◆ DIRECTIVE: Format the lines below as a Markdown table with two columns, Row and Line. Put each line's number in Row and the line itself in Line, and leave out any blank lines.

Records from a data collection:

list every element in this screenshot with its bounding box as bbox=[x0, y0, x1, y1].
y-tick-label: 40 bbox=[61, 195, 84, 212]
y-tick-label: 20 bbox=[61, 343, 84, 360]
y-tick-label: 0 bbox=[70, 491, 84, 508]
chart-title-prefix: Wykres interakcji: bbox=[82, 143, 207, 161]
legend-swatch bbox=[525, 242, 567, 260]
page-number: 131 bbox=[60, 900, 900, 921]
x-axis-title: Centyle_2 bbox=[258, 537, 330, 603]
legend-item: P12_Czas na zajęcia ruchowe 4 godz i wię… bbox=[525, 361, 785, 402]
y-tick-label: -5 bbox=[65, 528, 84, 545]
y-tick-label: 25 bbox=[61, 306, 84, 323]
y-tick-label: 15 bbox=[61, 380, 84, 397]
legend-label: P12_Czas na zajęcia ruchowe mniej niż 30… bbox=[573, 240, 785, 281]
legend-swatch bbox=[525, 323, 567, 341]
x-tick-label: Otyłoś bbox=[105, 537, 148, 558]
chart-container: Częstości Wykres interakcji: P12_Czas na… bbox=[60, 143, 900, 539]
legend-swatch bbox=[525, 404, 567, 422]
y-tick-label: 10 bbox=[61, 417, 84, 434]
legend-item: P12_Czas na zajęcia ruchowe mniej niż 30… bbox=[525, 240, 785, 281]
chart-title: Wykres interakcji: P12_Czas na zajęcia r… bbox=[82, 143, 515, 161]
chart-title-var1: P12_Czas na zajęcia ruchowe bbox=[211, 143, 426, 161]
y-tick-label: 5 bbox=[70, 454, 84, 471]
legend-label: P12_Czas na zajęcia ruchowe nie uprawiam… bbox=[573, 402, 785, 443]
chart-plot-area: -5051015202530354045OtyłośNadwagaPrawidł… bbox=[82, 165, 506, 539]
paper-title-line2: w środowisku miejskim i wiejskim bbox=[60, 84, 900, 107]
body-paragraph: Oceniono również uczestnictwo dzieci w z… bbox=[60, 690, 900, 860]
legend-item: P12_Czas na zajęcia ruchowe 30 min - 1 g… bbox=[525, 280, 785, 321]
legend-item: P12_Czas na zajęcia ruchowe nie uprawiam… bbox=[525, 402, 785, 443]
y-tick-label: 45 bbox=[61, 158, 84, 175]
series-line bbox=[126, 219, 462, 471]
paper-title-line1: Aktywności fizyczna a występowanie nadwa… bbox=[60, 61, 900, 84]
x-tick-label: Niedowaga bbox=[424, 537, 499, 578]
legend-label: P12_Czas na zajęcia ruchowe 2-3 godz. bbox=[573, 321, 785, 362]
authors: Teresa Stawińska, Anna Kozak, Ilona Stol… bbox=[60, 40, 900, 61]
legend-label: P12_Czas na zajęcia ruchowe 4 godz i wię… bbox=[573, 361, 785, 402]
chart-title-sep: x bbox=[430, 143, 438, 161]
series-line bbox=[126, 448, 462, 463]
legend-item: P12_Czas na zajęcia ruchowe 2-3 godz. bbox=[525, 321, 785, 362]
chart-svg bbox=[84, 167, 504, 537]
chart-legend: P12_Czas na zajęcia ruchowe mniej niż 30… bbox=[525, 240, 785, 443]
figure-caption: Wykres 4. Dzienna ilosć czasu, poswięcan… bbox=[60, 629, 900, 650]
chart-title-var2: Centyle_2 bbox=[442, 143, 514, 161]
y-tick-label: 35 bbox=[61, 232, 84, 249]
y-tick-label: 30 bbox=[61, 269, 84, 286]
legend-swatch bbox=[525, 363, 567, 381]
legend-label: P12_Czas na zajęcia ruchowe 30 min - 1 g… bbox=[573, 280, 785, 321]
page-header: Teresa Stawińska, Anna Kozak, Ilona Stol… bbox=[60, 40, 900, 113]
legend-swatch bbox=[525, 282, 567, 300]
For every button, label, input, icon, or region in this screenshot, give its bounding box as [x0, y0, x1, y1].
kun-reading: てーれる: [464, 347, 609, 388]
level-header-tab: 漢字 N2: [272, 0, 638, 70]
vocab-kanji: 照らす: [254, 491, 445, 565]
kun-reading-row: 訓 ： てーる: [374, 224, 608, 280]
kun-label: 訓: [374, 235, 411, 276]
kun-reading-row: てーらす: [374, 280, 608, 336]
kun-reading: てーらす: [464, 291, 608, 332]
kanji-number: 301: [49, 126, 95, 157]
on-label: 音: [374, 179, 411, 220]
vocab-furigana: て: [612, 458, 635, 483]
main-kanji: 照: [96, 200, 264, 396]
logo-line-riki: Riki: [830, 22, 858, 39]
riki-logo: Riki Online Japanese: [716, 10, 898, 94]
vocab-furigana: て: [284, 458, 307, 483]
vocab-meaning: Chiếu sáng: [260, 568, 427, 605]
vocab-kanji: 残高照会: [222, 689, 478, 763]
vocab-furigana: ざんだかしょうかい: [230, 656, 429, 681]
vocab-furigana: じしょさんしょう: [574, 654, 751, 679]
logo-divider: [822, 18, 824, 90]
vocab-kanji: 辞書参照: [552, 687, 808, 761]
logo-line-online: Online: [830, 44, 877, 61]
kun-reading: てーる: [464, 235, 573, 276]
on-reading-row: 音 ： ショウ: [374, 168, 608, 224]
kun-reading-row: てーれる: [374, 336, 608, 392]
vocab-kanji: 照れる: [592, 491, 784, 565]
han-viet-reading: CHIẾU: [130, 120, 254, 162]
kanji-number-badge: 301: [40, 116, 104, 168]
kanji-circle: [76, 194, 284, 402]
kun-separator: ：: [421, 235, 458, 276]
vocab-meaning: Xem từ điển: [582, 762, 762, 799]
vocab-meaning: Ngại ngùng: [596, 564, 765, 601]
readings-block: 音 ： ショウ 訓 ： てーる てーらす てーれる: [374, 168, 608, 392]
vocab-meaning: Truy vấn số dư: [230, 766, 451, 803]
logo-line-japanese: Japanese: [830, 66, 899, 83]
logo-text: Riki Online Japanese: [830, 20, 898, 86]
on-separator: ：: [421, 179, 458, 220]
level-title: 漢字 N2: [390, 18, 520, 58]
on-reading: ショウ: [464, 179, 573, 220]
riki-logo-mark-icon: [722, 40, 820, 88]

◆ RESULT BELOW:
| Row | Line |
|---|---|
| 1 | list every element in this screenshot with its bounding box as bbox=[x0, y0, x1, y1]. |
| 2 | y-tick-label: 40 bbox=[61, 195, 84, 212] |
| 3 | y-tick-label: 20 bbox=[61, 343, 84, 360] |
| 4 | y-tick-label: 0 bbox=[70, 491, 84, 508] |
| 5 | chart-title-prefix: Wykres interakcji: bbox=[82, 143, 207, 161] |
| 6 | legend-swatch bbox=[525, 242, 567, 260] |
| 7 | page-number: 131 bbox=[60, 900, 900, 921] |
| 8 | x-axis-title: Centyle_2 bbox=[258, 537, 330, 603] |
| 9 | legend-item: P12_Czas na zajęcia ruchowe 4 godz i wię… bbox=[525, 361, 785, 402] |
| 10 | y-tick-label: -5 bbox=[65, 528, 84, 545] |
| 11 | y-tick-label: 25 bbox=[61, 306, 84, 323] |
| 12 | y-tick-label: 15 bbox=[61, 380, 84, 397] |
| 13 | legend-label: P12_Czas na zajęcia ruchowe mniej niż 30… bbox=[573, 240, 785, 281] |
| 14 | legend-swatch bbox=[525, 323, 567, 341] |
| 15 | x-tick-label: Otyłoś bbox=[105, 537, 148, 558] |
| 16 | chart-container: Częstości Wykres interakcji: P12_Czas na… bbox=[60, 143, 900, 539] |
| 17 | legend-swatch bbox=[525, 404, 567, 422] |
| 18 | y-tick-label: 10 bbox=[61, 417, 84, 434] |
| 19 | legend-item: P12_Czas na zajęcia ruchowe mniej niż 30… bbox=[525, 240, 785, 281] |
| 20 | chart-title: Wykres interakcji: P12_Czas na zajęcia r… bbox=[82, 143, 515, 161] |
| 21 | chart-title-var1: P12_Czas na zajęcia ruchowe bbox=[211, 143, 426, 161] |
| 22 | y-tick-label: 5 bbox=[70, 454, 84, 471] |
| 23 | legend-label: P12_Czas na zajęcia ruchowe nie uprawiam… bbox=[573, 402, 785, 443] |
| 24 | chart-plot-area: -5051015202530354045OtyłośNadwagaPrawidł… bbox=[82, 165, 506, 539] |
| 25 | paper-title-line2: w środowisku miejskim i wiejskim bbox=[60, 84, 900, 107] |
| 26 | body-paragraph: Oceniono również uczestnictwo dzieci w z… bbox=[60, 690, 900, 860] |
| 27 | legend-item: P12_Czas na zajęcia ruchowe 30 min - 1 g… bbox=[525, 280, 785, 321] |
| 28 | legend-item: P12_Czas na zajęcia ruchowe nie uprawiam… bbox=[525, 402, 785, 443] |
| 29 | y-tick-label: 45 bbox=[61, 158, 84, 175] |
| 30 | series-line bbox=[126, 219, 462, 471] |
| 31 | paper-title-line1: Aktywności fizyczna a występowanie nadwa… bbox=[60, 61, 900, 84] |
| 32 | x-tick-label: Niedowaga bbox=[424, 537, 499, 578] |
| 33 | legend-label: P12_Czas na zajęcia ruchowe 2-3 godz. bbox=[573, 321, 785, 362] |
| 34 | authors: Teresa Stawińska, Anna Kozak, Ilona Stol… bbox=[60, 40, 900, 61] |
| 35 | legend-label: P12_Czas na zajęcia ruchowe 4 godz i wię… bbox=[573, 361, 785, 402] |
| 36 | chart-title-sep: x bbox=[430, 143, 438, 161] |
| 37 | series-line bbox=[126, 448, 462, 463] |
| 38 | legend-item: P12_Czas na zajęcia ruchowe 2-3 godz. bbox=[525, 321, 785, 362] |
| 39 | chart-svg bbox=[84, 167, 504, 537] |
| 40 | chart-legend: P12_Czas na zajęcia ruchowe mniej niż 30… bbox=[525, 240, 785, 443] |
| 41 | figure-caption: Wykres 4. Dzienna ilosć czasu, poswięcan… bbox=[60, 629, 900, 650] |
| 42 | chart-title-var2: Centyle_2 bbox=[442, 143, 514, 161] |
| 43 | y-tick-label: 35 bbox=[61, 232, 84, 249] |
| 44 | y-tick-label: 30 bbox=[61, 269, 84, 286] |
| 45 | legend-swatch bbox=[525, 363, 567, 381] |
| 46 | legend-label: P12_Czas na zajęcia ruchowe 30 min - 1 g… bbox=[573, 280, 785, 321] |
| 47 | page-header: Teresa Stawińska, Anna Kozak, Ilona Stol… bbox=[60, 40, 900, 113] |
| 48 | legend-swatch bbox=[525, 282, 567, 300] |
| 49 | For every button, label, input, icon, or region in this screenshot, give its bounding box as [x0, y0, x1, y1]. |
| 50 | kun-reading: てーれる: [464, 347, 609, 388] |
| 51 | level-header-tab: 漢字 N2: [272, 0, 638, 70] |
| 52 | vocab-kanji: 照らす: [254, 491, 445, 565] |
| 53 | kun-reading-row: 訓 ： てーる: [374, 224, 608, 280] |
| 54 | kun-label: 訓: [374, 235, 411, 276] |
| 55 | kun-reading-row: てーらす: [374, 280, 608, 336] |
| 56 | kun-reading: てーらす: [464, 291, 608, 332] |
| 57 | kanji-number: 301: [49, 126, 95, 157] |
| 58 | on-label: 音: [374, 179, 411, 220] |
| 59 | vocab-furigana: て: [612, 458, 635, 483] |
| 60 | main-kanji: 照: [96, 200, 264, 396] |
| 61 | logo-line-riki: Riki: [830, 22, 858, 39] |
| 62 | riki-logo: Riki Online Japanese: [716, 10, 898, 94] |
| 63 | vocab-furigana: て: [284, 458, 307, 483] |
| 64 | vocab-meaning: Chiếu sáng: [260, 568, 427, 605] |
| 65 | vocab-kanji: 残高照会: [222, 689, 478, 763] |
| 66 | vocab-furigana: ざんだかしょうかい: [230, 656, 429, 681] |
| 67 | vocab-furigana: じしょさんしょう: [574, 654, 751, 679] |
| 68 | logo-divider: [822, 18, 824, 90] |
| 69 | vocab-kanji: 辞書参照: [552, 687, 808, 761] |
| 70 | logo-line-online: Online: [830, 44, 877, 61] |
| 71 | kun-reading: てーる: [464, 235, 573, 276] |
| 72 | on-reading-row: 音 ： ショウ: [374, 168, 608, 224] |
| 73 | kun-reading-row: てーれる: [374, 336, 608, 392] |
| 74 | vocab-kanji: 照れる: [592, 491, 784, 565] |
| 75 | han-viet-reading: CHIẾU: [130, 120, 254, 162] |
| 76 | kanji-number-badge: 301: [40, 116, 104, 168] |
| 77 | kanji-circle: [76, 194, 284, 402] |
| 78 | kun-separator: ：: [421, 235, 458, 276] |
| 79 | vocab-meaning: Xem từ điển: [582, 762, 762, 799] |
| 80 | vocab-meaning: Ngại ngùng: [596, 564, 765, 601] |
| 81 | readings-block: 音 ： ショウ 訓 ： てーる てーらす てーれる: [374, 168, 608, 392] |
| 82 | vocab-meaning: Truy vấn số dư: [230, 766, 451, 803] |
| 83 | logo-line-japanese: Japanese: [830, 66, 899, 83] |
| 84 | logo-text: Riki Online Japanese: [830, 20, 898, 86] |
| 85 | on-separator: ：: [421, 179, 458, 220] |
| 86 | level-title: 漢字 N2: [390, 18, 520, 58] |
| 87 | on-reading: ショウ: [464, 179, 573, 220] |
| 88 | riki-logo-mark-icon: [722, 40, 820, 88] |